-- start of Source excerpt --
Research
Significant constraints on cosmological parameters come from cosmic microwave background (CMB) anisotropy data — that primarily probe the z ∼ 1100 part of redshift space — as well as from baryon acoustic oscillation (BAO) observations — the highest of which reach to z ∼ 2.3 — and other lower-redshift Type Ia supernova (SNIa) and Hubble parameter [H(z)] measurements. Observational data in the intermediate redshift range, between z ∼ 2.3 and ∼ 1100, are not as constraining as the lower and higher redshift data, but hold significant promise. In the intermediate redshift range 2.3 < z < 1100, cosmological models are poorly tested. In this range there are handful of data sets. These include HIIG starburst galaxy data that reach to z ∼ 2.4, quasar angular size measurements that reach to z ∼ 2.7, gamma-ray burst (GRBs) observations that reach to z ∼ 8.2, and Quasar (QSO) X-ray and UV flux measurements that reach to z ∼ 7.5. We focus our research on GRB and QSO observations to test general relativistic cosmological dark energy models and try to see if GRB and QSO measurements can be reliable cosmological probes.
QSO research
Since 2017 we (me and Prof. Ratra, Group Webpage) are studying and using quasar's X-ray and UV flux measurements to constrain six different general relativistic dark energy cosmological models. These models include standard spatially-flat ΛCDM model to more complex scalar filed model (φCDM). QSO-flux measurements span redshift range of 0.009 < z < 7.5. These are one of the handful observations that can be used in cosmology and cover such a high redshift space. These data favor relatively high value of current matter density parameter (Ωm0) of the universe which leads to the tension between the hubble diagram of these quasars and the standard spatially-flat ΛCDM model with Ωm0 = 0.3. This is a very interesting cosmological result but it is too early to conclude that this tension is related to the inadequacy of the standard spatially-flat ΛCDM model. Our recent work shows that there is an issue standarding these data using L X - L UV relation, an observed correlation between X-ray and UV luminosity of a quasar which is a basis of our method. Free parameters associated with L X - L UV relation show cosmological model dependency which causes difficulty to standardize quasar. Currently, we are trying to resolve this issue. If we succeed to resolve this issue, these quasars can be a very useful high redshift cosmological probe.
-- end of Source excerpt --
== What you need to do ==
**1)** According to the cosmology research text, what redshift range do the QSO-flux measurements span?
**2)** For each statement, say whether it agrees with the cosmology research text, and quote the words that decide it. (a) The highest BAO observations reach to z ∼ 2.3. (b) HIIG starburst galaxy data reach to z ∼ 8.2. (c) The QSO data favor a relatively low current matter density parameter.
**3)** Extend the cosmology research text, picking up after its final sentence.
The layout coordinate data has no connection to the cosmology research text.
-- start of Raw data --
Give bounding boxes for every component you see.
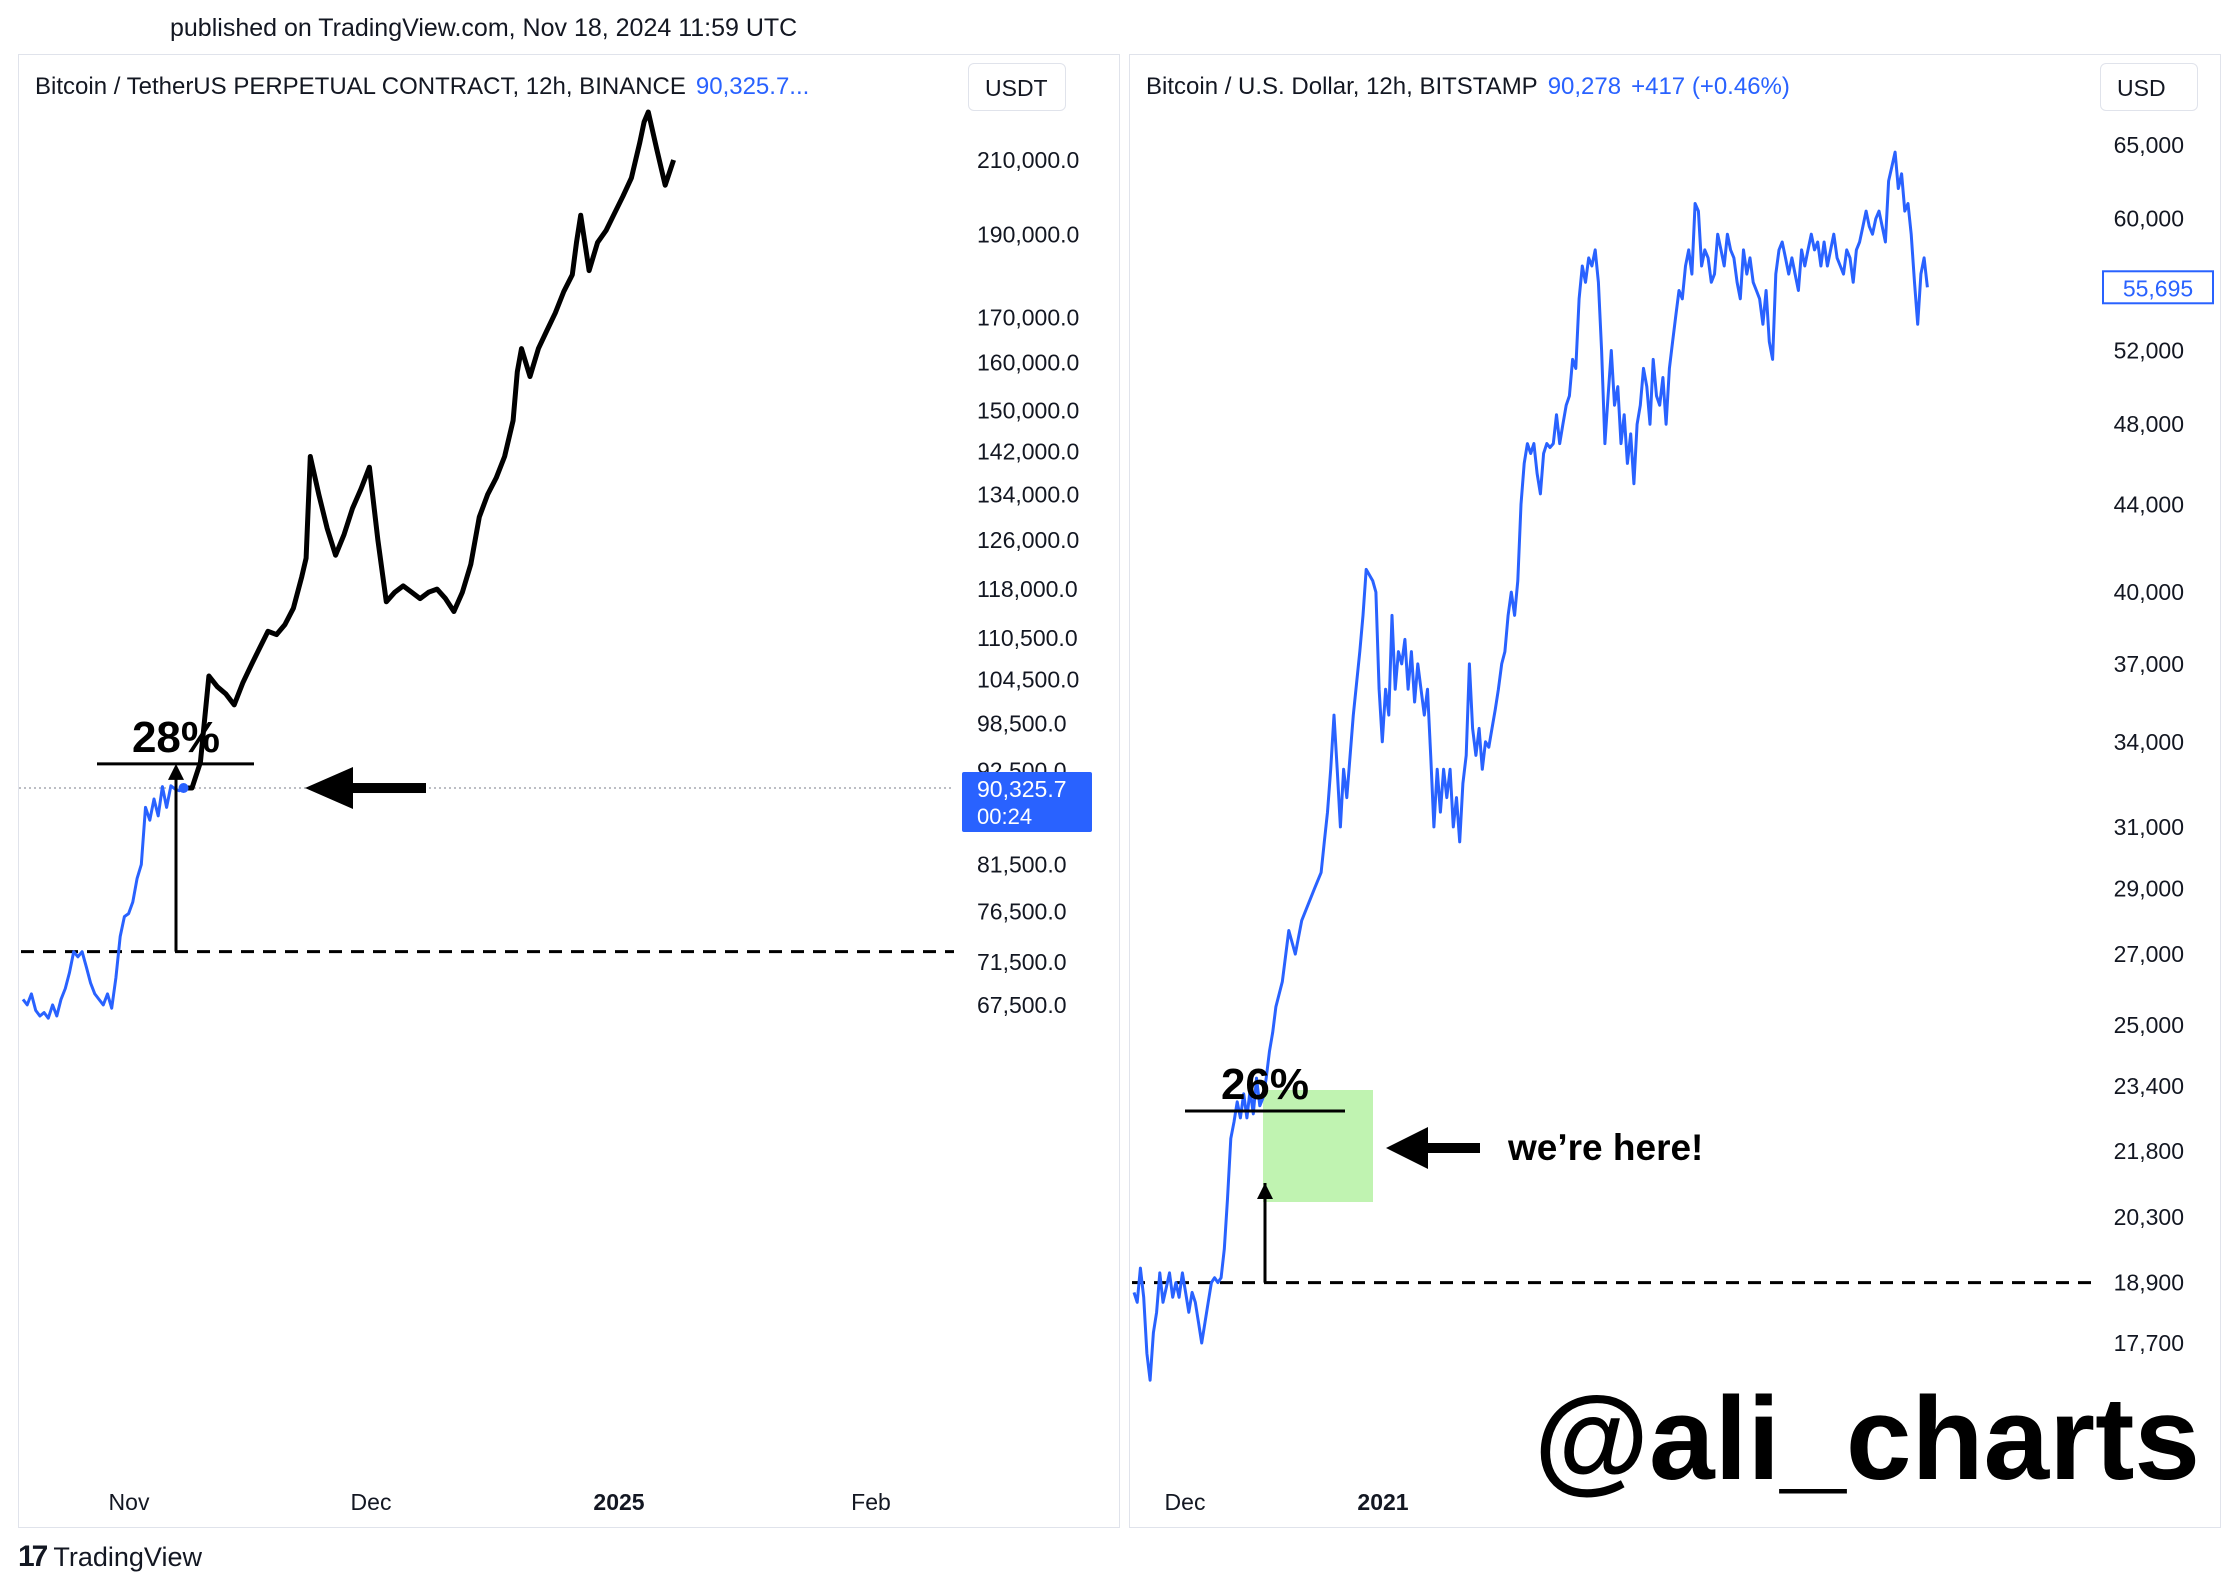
left-price-series-line xyxy=(21,784,185,1020)
left-y-tick-label: 160,000.0 xyxy=(977,349,1079,375)
right-y-tick-label: 27,000 xyxy=(2114,941,2184,967)
right-y-tick-label: 40,000 xyxy=(2114,579,2184,605)
right-current-zone-highlight xyxy=(1263,1090,1373,1202)
right-pointer-arrow-shaft xyxy=(1420,1143,1480,1153)
left-currency-button[interactable]: USDT xyxy=(968,63,1066,111)
right-price-badge-text: 55,695 xyxy=(2123,275,2193,301)
right-y-tick-label: 52,000 xyxy=(2114,338,2184,364)
left-y-tick-label: 81,500.0 xyxy=(977,852,1067,878)
right-x-tick-label: Dec xyxy=(1165,1489,1206,1515)
left-pointer-arrow-shaft xyxy=(351,783,426,794)
left-y-tick-label: 190,000.0 xyxy=(977,221,1079,247)
published-caption: published on TradingView.com, Nov 18, 20… xyxy=(170,14,798,42)
right-symbol-label[interactable]: Bitcoin / U.S. Dollar, 12h, BITSTAMP xyxy=(1146,73,1538,100)
left-y-tick-label: 134,000.0 xyxy=(977,481,1079,507)
left-legend: Bitcoin / TetherUS PERPETUAL CONTRACT, 1… xyxy=(35,73,809,101)
left-y-tick-label: 142,000.0 xyxy=(977,438,1079,464)
right-price-series-line xyxy=(1132,150,1929,1382)
ali-charts-watermark: @ali_charts xyxy=(1534,1373,2200,1505)
right-pointer-arrow-head xyxy=(1386,1127,1428,1169)
right-change-label: +417 (+0.46%) xyxy=(1631,73,1790,100)
right-legend: Bitcoin / U.S. Dollar, 12h, BITSTAMP 90,2… xyxy=(1146,73,1790,101)
left-gain-arrow-head xyxy=(168,763,184,780)
right-y-tick-label: 37,000 xyxy=(2114,651,2184,677)
left-x-tick-label: Feb xyxy=(851,1489,891,1515)
left-y-tick-label: 170,000.0 xyxy=(977,304,1079,330)
left-last-price-dot xyxy=(178,783,189,794)
left-y-tick-label: 104,500.0 xyxy=(977,667,1079,693)
right-chart-panel: 65,000 60,000 52,000 48,000 44,000 40,000 37,0… xyxy=(1129,54,2221,1528)
right-y-tick-label: 34,000 xyxy=(2114,729,2184,755)
right-y-tick-label: 48,000 xyxy=(2114,411,2184,437)
left-chart-svg[interactable]: 210,000.0 190,000.0 170,000.0 160,000.0 150,… xyxy=(19,55,1119,1527)
left-projection-series-line xyxy=(183,109,676,791)
left-y-tick-label: 210,000.0 xyxy=(977,147,1079,173)
left-x-tick-label: Dec xyxy=(351,1489,392,1515)
left-y-tick-label: 98,500.0 xyxy=(977,711,1067,737)
left-price-badge-text: 90,325.7 xyxy=(977,776,1067,802)
left-y-tick-label: 110,500.0 xyxy=(977,625,1078,651)
left-pointer-arrow-head xyxy=(305,767,353,810)
right-y-tick-label: 17,700 xyxy=(2114,1330,2184,1356)
right-y-tick-label: 65,000 xyxy=(2114,132,2184,158)
left-chart-panel: 210,000.0 190,000.0 170,000.0 160,000.0 150,… xyxy=(18,54,1120,1528)
right-y-tick-label: 29,000 xyxy=(2114,875,2184,901)
left-y-tick-label: 150,000.0 xyxy=(977,397,1079,423)
right-y-tick-label: 25,000 xyxy=(2114,1012,2184,1038)
right-y-tick-label: 60,000 xyxy=(2114,206,2184,232)
right-chart-svg[interactable]: 65,000 60,000 52,000 48,000 44,000 40,000 37,0… xyxy=(1130,55,2220,1527)
left-y-tick-label: 67,500.0 xyxy=(977,992,1067,1018)
right-gain-annotation: 26% xyxy=(1221,1060,1309,1109)
right-price-badge xyxy=(2102,270,2214,305)
left-x-tick-label: 2025 xyxy=(593,1489,644,1515)
left-price-badge xyxy=(962,772,1092,833)
left-price-label: 90,325.7... xyxy=(695,73,810,100)
tradingview-brand: TradingView xyxy=(53,1541,202,1572)
right-price-label: 90,278 xyxy=(1547,73,1622,100)
right-y-tick-label: 18,900 xyxy=(2114,1270,2184,1296)
left-y-tick-label: 76,500.0 xyxy=(977,899,1067,925)
left-y-tick-label: 118,000.0 xyxy=(977,576,1078,602)
left-y-tick-label: 126,000.0 xyxy=(977,527,1079,553)
right-y-tick-label: 21,800 xyxy=(2114,1138,2184,1164)
right-y-tick-label: 23,400 xyxy=(2114,1073,2184,1099)
right-gain-arrow-head xyxy=(1257,1183,1273,1199)
tradingview-logo-icon: 17 xyxy=(18,1540,48,1573)
right-currency-button[interactable]: USD xyxy=(2100,63,2198,111)
left-price-badge-timer: 00:24 xyxy=(977,804,1032,829)
right-y-tick-label: 20,300 xyxy=(2114,1204,2184,1230)
right-x-tick-label: 2021 xyxy=(1357,1489,1408,1515)
right-here-note: we’re here! xyxy=(1507,1127,1703,1168)
left-gain-annotation: 28% xyxy=(132,713,220,762)
left-y-tick-label: 71,500.0 xyxy=(977,949,1067,975)
tradingview-footer[interactable]: 17 TradingView xyxy=(18,1540,202,1574)
right-y-tick-label: 44,000 xyxy=(2114,491,2184,517)
left-symbol-label[interactable]: Bitcoin / TetherUS PERPETUAL CONTRACT, 1… xyxy=(35,73,686,100)
left-x-tick-label: Nov xyxy=(109,1489,150,1515)
right-y-tick-label: 31,000 xyxy=(2114,814,2184,840)
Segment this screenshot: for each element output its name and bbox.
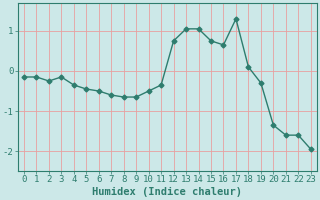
X-axis label: Humidex (Indice chaleur): Humidex (Indice chaleur) [92, 187, 242, 197]
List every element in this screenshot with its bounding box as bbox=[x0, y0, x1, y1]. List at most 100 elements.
-- end of Raw data --
== Answers given ==
**1)** 0.009 < z < 7.5

**2)**
(a) Yes: "the highest of which reach to z ∼ 2.3"
(b) No: "HIIG starburst galaxy data that reach to z ∼ 2.4"
(c) No: "These data favor relatively high value of current matter density parameter (Ωm0) of the universe"

**3)**
GRB research
GRBs have been observed to high redshift, at least to z = 8.2. If it is possible to standardize GRBs, they can then be used as a cosmological probe to study a part of the universe which is not presently accessible to any other cosmological probe. For some GRBs the observed peak photon energy (Ep) and isotropic radiated energy (Eiso) are related through the Amati relation (Ep - Eiso relation). This correlation enable us to use GRBs to constrain cosmological model parameters. Currently, we have 220 GRBs which have spectral features that are required by the Amati relation. These 220 GRBs also favor significantly higher value of (Ωm0) which is inconsistent with most of the well-established cosmological probes such as cosmic microwave background (CMB) anisotropy, BAO, H(z), and supernova (SNIa) data. Our study shows that some of the GRBs (102 GRBs, see Khadka et al (2021)) prefer significantly high intrinsic disperson (≅ 0.5) to the Amati relation. So, these GRBs are not suitable for the cosmological purposes. Remaining 118 GRBs shows relatively low intrinsic dispersion and are consistent with the standard spatially-flat ΛCDM model. Constraints on cosmological parameters obtained using these 118 GRBs are significantly weeker than those well-established cosmological probes and we hope that future GRBs observations will provide tighter constraints.
BAO and H(z) constraints
We derive constraints on cosmological parameters from the BAO and H(z) data. We update BAO data when the new data are publicly available. For our recent results obtained using BAO and H(z) measurements, please see Khadka & Ratra (2021). We use these results for comparing to the GRB and QSO results we derive, to examine consistency between the GRB and QSO data constraints and constraints from the better-established BAO + H(z) cosmological probes.
Resume
Sumary
In general, I focus on testing general relativistic cosmological dark energy models using observational data. Currently ,I use baryon acoustic oscillations (BAO) observations, Hubble parameters H(z) measurements, high redshift quasar's X-ray and UV flux measurements, and high redshift gamma ray burst observations.
Education
B.S. Physics, Trichandra College, Nepal, 2012
M.S. Physics, Tribhuvan University, Nepal, 2016
PhD. Physics, Kansas State University, USA, (In progress)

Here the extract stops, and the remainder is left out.